= Exercise details =
Output, word for word, every line from the line with "Parse this screenshot: output" through the final line of the data below.

= Provided material =
Begin

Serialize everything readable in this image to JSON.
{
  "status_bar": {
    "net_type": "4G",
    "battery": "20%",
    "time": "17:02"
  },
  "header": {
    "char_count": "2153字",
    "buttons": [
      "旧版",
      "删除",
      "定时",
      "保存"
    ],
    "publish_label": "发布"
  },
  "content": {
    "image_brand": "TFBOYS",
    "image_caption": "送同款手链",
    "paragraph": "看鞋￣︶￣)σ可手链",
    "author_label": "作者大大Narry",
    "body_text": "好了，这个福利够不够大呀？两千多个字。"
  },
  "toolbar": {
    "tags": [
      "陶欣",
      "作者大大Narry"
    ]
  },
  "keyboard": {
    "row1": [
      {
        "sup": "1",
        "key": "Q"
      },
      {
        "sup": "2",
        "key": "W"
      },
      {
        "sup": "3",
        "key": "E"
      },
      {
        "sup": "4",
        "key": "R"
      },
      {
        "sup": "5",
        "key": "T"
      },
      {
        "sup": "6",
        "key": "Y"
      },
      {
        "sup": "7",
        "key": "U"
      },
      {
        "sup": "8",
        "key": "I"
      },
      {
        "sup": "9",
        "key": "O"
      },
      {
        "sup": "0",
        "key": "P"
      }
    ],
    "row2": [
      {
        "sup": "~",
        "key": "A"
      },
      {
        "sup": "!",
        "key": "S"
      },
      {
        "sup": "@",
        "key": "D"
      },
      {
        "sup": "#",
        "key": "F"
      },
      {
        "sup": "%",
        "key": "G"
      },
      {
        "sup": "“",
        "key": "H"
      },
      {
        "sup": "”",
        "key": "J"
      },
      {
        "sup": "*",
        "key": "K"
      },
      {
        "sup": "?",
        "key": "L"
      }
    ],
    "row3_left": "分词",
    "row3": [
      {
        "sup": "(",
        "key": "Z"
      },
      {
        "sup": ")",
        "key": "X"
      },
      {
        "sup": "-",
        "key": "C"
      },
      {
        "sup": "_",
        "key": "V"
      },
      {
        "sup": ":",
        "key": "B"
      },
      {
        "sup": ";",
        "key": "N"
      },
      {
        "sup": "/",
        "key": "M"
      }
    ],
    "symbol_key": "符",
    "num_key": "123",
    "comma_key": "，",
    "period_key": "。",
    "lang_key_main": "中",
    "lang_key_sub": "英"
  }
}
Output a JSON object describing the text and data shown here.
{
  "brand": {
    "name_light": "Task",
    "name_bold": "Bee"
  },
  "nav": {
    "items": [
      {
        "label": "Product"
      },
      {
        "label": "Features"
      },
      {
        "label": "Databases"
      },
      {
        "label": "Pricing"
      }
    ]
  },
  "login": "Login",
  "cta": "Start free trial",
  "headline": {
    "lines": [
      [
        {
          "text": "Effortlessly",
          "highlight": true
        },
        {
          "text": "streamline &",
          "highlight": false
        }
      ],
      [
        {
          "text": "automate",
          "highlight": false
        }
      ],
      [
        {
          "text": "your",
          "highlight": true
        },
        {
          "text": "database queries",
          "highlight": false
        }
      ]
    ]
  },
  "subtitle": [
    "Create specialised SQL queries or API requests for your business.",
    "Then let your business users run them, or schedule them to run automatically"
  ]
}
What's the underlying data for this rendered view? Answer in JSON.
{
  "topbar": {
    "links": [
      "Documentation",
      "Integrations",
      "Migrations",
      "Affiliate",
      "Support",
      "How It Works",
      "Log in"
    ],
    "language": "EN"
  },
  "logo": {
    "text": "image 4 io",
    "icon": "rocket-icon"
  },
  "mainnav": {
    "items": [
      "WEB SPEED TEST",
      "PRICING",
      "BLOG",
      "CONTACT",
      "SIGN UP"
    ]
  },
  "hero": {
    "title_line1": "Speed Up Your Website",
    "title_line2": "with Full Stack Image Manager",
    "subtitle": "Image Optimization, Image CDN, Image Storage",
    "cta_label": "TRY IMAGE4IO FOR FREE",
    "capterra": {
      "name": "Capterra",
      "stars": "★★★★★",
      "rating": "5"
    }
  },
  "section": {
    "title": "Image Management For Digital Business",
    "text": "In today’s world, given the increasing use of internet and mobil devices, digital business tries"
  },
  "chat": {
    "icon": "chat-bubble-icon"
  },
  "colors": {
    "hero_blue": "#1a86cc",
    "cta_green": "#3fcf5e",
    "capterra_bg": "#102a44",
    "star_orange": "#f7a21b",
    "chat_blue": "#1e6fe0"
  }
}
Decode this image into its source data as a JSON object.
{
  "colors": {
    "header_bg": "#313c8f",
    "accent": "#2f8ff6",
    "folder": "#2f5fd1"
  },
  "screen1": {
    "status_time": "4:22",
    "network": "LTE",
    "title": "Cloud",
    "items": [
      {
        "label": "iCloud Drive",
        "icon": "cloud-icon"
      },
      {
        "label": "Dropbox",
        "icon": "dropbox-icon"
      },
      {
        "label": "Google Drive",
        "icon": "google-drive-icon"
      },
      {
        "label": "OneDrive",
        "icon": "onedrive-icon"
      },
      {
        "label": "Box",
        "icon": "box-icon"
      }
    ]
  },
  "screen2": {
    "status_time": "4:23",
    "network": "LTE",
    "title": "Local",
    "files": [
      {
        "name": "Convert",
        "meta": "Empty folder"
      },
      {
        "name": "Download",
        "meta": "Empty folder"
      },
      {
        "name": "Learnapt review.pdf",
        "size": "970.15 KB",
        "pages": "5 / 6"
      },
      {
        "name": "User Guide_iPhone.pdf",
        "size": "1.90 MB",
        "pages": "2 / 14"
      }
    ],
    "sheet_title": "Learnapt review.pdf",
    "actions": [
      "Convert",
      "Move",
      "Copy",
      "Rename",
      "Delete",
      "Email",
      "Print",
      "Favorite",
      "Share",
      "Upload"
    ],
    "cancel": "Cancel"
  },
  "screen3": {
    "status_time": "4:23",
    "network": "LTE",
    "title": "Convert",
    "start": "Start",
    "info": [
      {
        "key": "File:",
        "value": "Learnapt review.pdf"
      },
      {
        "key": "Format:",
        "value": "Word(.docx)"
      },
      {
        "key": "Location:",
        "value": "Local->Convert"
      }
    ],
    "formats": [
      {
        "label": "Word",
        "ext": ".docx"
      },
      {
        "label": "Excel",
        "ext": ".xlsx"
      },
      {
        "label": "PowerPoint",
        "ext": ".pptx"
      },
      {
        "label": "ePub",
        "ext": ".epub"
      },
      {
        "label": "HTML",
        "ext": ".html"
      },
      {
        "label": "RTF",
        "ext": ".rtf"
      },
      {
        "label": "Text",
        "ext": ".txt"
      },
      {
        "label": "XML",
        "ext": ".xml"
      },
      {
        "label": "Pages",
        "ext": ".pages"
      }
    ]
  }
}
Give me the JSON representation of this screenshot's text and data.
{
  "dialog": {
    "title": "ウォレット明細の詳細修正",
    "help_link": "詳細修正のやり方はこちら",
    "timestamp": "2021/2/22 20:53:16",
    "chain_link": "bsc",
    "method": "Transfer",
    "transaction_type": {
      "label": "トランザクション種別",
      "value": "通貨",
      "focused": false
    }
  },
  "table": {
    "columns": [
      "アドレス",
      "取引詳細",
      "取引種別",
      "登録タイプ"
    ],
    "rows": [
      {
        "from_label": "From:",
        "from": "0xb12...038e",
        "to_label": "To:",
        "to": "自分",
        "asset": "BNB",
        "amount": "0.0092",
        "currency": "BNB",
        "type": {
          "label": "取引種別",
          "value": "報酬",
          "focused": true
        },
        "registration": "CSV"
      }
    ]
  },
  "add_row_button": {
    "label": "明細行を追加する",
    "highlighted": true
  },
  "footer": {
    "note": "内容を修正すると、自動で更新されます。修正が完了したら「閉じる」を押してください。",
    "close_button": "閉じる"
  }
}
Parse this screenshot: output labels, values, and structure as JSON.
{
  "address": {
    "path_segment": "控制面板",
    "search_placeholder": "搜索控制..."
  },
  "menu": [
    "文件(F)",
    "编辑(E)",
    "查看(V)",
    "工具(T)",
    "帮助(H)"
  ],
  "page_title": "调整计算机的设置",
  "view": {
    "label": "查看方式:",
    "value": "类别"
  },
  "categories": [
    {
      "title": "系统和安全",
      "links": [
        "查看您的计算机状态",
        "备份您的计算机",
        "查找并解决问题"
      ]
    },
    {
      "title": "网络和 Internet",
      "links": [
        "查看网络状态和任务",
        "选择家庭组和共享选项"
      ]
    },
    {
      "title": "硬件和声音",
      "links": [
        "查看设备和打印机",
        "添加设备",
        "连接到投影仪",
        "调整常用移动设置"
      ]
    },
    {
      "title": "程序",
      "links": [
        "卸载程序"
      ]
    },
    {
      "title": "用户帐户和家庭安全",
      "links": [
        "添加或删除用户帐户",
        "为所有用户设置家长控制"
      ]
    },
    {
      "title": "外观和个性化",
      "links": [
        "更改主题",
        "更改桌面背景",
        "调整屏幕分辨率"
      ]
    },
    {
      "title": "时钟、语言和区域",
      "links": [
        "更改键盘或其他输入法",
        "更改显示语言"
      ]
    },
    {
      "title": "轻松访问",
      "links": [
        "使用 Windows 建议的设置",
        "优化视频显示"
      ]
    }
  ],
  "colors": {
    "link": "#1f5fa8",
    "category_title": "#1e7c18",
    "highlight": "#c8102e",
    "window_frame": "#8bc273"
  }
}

End

= Completed exercise =
Parse this screenshot: output labels, values, and structure as JSON.
{
  "address": {
    "path_segment": "控制面板",
    "search_placeholder": "搜索控制..."
  },
  "menu": [
    "文件(F)",
    "编辑(E)",
    "查看(V)",
    "工具(T)",
    "帮助(H)"
  ],
  "page_title": "调整计算机的设置",
  "view": {
    "label": "查看方式:",
    "value": "类别"
  },
  "categories": [
    {
      "title": "系统和安全",
      "links": [
        "查看您的计算机状态",
        "备份您的计算机",
        "查找并解决问题"
      ]
    },
    {
      "title": "网络和 Internet",
      "links": [
        "查看网络状态和任务",
        "选择家庭组和共享选项"
      ]
    },
    {
      "title": "硬件和声音",
      "links": [
        "查看设备和打印机",
        "添加设备",
        "连接到投影仪",
        "调整常用移动设置"
      ]
    },
    {
      "title": "程序",
      "links": [
        "卸载程序"
      ]
    },
    {
      "title": "用户帐户和家庭安全",
      "links": [
        "添加或删除用户帐户",
        "为所有用户设置家长控制"
      ]
    },
    {
      "title": "外观和个性化",
      "links": [
        "更改主题",
        "更改桌面背景",
        "调整屏幕分辨率"
      ]
    },
    {
      "title": "时钟、语言和区域",
      "links": [
        "更改键盘或其他输入法",
        "更改显示语言"
      ]
    },
    {
      "title": "轻松访问",
      "links": [
        "使用 Windows 建议的设置",
        "优化视频显示"
      ]
    }
  ],
  "colors": {
    "link": "#1f5fa8",
    "category_title": "#1e7c18",
    "highlight": "#c8102e",
    "window_frame": "#8bc273"
  }
}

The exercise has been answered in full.